__Exercise description__
List each line of the data that holds the string "selected", please.

__Data supplied__

-----

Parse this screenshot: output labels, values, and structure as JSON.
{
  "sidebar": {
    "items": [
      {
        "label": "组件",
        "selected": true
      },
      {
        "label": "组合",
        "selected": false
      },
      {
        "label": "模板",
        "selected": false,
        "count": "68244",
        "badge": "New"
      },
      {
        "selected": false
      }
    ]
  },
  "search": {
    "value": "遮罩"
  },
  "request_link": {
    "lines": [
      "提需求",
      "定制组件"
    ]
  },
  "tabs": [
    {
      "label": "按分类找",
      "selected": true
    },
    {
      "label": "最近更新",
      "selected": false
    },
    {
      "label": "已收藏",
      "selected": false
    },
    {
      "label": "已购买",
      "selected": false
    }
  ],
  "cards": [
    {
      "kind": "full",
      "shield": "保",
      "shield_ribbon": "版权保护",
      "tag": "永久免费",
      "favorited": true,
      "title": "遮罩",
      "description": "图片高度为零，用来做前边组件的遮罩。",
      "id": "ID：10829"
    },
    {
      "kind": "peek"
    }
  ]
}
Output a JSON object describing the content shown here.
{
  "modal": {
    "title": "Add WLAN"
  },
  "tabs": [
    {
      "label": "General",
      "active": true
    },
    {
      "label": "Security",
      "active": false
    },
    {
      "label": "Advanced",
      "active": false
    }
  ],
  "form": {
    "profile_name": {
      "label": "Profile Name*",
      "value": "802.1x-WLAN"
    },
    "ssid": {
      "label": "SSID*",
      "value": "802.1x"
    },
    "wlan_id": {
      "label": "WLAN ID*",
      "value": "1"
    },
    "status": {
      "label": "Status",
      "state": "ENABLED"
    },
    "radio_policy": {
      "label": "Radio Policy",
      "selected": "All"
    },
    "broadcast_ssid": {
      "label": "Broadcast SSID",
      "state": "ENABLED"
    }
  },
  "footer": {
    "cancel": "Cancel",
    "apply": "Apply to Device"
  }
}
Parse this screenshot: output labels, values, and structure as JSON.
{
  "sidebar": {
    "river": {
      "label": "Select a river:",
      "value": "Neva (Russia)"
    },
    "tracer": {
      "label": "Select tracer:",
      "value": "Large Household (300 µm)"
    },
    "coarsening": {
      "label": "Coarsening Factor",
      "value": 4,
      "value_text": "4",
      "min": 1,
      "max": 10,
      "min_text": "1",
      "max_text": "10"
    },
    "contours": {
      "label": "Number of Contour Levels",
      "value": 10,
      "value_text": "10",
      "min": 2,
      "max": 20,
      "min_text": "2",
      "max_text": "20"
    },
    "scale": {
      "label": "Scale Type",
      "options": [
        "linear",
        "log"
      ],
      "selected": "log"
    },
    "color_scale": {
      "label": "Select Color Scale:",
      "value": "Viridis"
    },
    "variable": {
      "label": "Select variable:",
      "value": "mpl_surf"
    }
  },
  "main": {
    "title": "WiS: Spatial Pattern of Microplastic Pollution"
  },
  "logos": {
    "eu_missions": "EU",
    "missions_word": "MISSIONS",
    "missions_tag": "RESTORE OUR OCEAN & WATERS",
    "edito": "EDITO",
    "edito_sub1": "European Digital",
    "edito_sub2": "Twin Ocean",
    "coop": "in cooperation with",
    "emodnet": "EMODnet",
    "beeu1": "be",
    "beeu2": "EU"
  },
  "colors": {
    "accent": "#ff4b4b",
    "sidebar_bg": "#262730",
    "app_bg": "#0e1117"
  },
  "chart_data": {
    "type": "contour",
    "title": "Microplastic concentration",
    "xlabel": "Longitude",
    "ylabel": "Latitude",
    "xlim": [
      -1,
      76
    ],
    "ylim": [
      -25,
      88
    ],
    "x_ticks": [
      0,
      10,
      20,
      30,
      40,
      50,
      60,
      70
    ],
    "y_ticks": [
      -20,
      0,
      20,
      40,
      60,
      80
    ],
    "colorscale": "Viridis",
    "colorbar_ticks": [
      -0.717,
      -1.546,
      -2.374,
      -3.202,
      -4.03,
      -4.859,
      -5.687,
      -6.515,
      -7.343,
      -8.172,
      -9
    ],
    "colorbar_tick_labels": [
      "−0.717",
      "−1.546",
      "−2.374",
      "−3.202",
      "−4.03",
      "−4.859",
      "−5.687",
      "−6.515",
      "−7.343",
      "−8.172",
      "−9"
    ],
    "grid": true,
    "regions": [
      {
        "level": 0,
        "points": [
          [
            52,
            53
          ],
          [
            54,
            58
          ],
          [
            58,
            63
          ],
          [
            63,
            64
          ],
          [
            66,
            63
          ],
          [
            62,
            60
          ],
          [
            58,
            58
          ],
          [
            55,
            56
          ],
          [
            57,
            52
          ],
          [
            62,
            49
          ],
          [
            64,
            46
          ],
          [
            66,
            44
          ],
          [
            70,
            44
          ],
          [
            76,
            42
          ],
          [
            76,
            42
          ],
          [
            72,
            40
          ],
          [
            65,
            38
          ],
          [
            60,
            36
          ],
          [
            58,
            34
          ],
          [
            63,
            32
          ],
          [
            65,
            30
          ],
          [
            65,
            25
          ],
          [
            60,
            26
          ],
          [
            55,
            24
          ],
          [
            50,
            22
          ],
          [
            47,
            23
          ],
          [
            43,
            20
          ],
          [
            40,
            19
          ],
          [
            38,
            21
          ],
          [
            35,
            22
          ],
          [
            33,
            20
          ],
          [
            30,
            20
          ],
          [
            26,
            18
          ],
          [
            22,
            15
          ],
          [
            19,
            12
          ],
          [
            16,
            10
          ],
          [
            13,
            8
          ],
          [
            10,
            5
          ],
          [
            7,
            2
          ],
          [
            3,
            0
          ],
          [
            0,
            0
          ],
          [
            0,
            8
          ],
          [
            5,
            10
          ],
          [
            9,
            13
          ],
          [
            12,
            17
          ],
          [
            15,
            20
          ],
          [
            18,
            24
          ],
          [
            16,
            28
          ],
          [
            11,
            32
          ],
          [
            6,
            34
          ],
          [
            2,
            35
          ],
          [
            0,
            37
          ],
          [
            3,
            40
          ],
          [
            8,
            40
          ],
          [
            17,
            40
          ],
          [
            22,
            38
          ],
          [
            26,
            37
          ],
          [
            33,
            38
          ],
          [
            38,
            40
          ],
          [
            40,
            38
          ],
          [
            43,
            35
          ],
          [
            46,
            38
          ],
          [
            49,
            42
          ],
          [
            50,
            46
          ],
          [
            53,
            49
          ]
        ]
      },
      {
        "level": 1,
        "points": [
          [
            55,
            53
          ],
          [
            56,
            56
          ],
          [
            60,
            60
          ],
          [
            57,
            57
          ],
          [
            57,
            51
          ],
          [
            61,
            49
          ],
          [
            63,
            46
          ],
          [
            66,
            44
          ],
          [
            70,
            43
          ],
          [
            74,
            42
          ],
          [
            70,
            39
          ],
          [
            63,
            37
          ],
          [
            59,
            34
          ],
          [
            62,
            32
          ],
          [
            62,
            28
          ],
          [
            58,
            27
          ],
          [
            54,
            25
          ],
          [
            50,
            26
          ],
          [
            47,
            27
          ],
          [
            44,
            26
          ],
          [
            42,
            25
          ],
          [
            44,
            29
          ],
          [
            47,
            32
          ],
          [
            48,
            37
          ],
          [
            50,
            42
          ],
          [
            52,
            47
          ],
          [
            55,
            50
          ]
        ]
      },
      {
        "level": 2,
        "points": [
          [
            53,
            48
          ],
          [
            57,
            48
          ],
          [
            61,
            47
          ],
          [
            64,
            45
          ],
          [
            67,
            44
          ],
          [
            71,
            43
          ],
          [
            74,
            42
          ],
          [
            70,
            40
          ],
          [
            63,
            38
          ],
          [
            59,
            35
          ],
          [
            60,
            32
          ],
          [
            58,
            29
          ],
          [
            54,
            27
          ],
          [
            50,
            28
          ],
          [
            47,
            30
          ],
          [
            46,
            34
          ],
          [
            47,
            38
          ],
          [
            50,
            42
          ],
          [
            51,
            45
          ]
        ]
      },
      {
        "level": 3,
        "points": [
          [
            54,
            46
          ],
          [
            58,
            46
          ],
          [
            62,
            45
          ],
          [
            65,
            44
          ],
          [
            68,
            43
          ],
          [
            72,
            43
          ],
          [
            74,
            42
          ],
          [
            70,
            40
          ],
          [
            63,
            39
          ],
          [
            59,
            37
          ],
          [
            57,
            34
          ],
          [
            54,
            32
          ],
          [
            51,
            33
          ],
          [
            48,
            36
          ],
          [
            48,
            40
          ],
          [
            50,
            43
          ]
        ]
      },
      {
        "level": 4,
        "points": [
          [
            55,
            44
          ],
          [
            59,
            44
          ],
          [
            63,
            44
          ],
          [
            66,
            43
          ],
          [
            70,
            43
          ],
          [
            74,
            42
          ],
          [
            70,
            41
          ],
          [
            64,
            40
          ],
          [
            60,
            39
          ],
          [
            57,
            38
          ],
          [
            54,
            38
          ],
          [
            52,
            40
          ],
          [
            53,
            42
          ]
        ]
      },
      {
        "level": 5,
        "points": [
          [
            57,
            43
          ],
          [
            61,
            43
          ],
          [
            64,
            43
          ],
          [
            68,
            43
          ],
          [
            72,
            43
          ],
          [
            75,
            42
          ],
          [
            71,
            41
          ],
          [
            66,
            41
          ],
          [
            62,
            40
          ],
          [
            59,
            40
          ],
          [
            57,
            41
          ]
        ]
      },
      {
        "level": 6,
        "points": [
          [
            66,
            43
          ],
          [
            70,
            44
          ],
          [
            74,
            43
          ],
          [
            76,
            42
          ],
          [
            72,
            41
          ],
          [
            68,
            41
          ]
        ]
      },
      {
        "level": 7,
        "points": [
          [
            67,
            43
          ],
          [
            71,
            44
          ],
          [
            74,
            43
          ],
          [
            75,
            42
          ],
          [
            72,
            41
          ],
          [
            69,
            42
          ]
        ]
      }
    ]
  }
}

-----

__Correct answer__
        "selected": true
        "selected": false
        "selected": false,
        "selected": false
      "selected": true
      "selected": false
      "selected": false
      "selected": false
      "selected": "All"
      "selected": "log"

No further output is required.